Items listed in a dataset
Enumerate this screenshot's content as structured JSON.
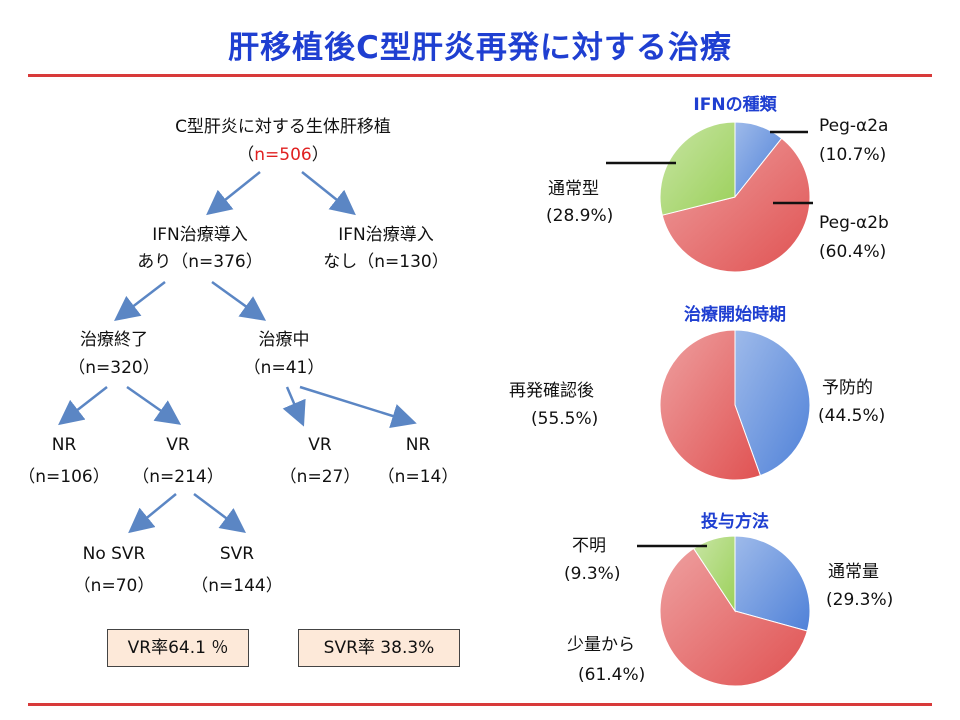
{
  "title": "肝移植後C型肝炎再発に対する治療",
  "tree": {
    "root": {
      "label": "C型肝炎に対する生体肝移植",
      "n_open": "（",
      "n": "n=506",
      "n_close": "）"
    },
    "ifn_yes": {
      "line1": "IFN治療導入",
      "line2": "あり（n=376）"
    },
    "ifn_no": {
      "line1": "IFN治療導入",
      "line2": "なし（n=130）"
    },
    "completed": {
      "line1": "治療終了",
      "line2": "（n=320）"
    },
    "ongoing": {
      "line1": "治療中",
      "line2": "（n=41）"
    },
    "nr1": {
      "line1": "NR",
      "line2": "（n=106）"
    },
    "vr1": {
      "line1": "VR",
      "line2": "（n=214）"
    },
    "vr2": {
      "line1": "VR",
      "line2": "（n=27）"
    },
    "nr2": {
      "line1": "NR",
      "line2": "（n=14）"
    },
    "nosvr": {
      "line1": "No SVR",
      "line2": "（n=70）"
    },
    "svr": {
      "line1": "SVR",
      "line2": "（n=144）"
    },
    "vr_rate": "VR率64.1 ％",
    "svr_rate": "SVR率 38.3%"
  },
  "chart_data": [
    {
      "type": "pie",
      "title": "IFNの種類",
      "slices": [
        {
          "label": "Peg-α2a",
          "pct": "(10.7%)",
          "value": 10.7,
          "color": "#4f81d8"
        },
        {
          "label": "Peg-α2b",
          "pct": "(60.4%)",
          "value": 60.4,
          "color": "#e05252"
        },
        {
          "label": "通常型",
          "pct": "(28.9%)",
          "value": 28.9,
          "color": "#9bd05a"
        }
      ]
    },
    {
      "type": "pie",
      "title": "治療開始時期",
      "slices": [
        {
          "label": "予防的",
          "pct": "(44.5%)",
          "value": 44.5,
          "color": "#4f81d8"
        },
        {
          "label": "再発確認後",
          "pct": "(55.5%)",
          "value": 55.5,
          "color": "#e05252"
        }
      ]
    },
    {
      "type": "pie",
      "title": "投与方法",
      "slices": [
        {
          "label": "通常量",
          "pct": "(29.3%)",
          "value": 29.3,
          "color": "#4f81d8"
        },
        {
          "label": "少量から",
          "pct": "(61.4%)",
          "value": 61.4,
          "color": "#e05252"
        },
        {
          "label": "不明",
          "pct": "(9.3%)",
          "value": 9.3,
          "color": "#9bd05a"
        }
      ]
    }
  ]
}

▶ _Objective_
Copy every line of the data exactly as written, excluding the pictures.

▶ _Response to this task_
Enumerate this screenshot's content as structured JSON.
{
  "title": "肝移植後C型肝炎再発に対する治療",
  "tree": {
    "root": {
      "label": "C型肝炎に対する生体肝移植",
      "n_open": "（",
      "n": "n=506",
      "n_close": "）"
    },
    "ifn_yes": {
      "line1": "IFN治療導入",
      "line2": "あり（n=376）"
    },
    "ifn_no": {
      "line1": "IFN治療導入",
      "line2": "なし（n=130）"
    },
    "completed": {
      "line1": "治療終了",
      "line2": "（n=320）"
    },
    "ongoing": {
      "line1": "治療中",
      "line2": "（n=41）"
    },
    "nr1": {
      "line1": "NR",
      "line2": "（n=106）"
    },
    "vr1": {
      "line1": "VR",
      "line2": "（n=214）"
    },
    "vr2": {
      "line1": "VR",
      "line2": "（n=27）"
    },
    "nr2": {
      "line1": "NR",
      "line2": "（n=14）"
    },
    "nosvr": {
      "line1": "No SVR",
      "line2": "（n=70）"
    },
    "svr": {
      "line1": "SVR",
      "line2": "（n=144）"
    },
    "vr_rate": "VR率64.1 ％",
    "svr_rate": "SVR率 38.3%"
  },
  "chart_data": [
    {
      "type": "pie",
      "title": "IFNの種類",
      "slices": [
        {
          "label": "Peg-α2a",
          "pct": "(10.7%)",
          "value": 10.7,
          "color": "#4f81d8"
        },
        {
          "label": "Peg-α2b",
          "pct": "(60.4%)",
          "value": 60.4,
          "color": "#e05252"
        },
        {
          "label": "通常型",
          "pct": "(28.9%)",
          "value": 28.9,
          "color": "#9bd05a"
        }
      ]
    },
    {
      "type": "pie",
      "title": "治療開始時期",
      "slices": [
        {
          "label": "予防的",
          "pct": "(44.5%)",
          "value": 44.5,
          "color": "#4f81d8"
        },
        {
          "label": "再発確認後",
          "pct": "(55.5%)",
          "value": 55.5,
          "color": "#e05252"
        }
      ]
    },
    {
      "type": "pie",
      "title": "投与方法",
      "slices": [
        {
          "label": "通常量",
          "pct": "(29.3%)",
          "value": 29.3,
          "color": "#4f81d8"
        },
        {
          "label": "少量から",
          "pct": "(61.4%)",
          "value": 61.4,
          "color": "#e05252"
        },
        {
          "label": "不明",
          "pct": "(9.3%)",
          "value": 9.3,
          "color": "#9bd05a"
        }
      ]
    }
  ]
}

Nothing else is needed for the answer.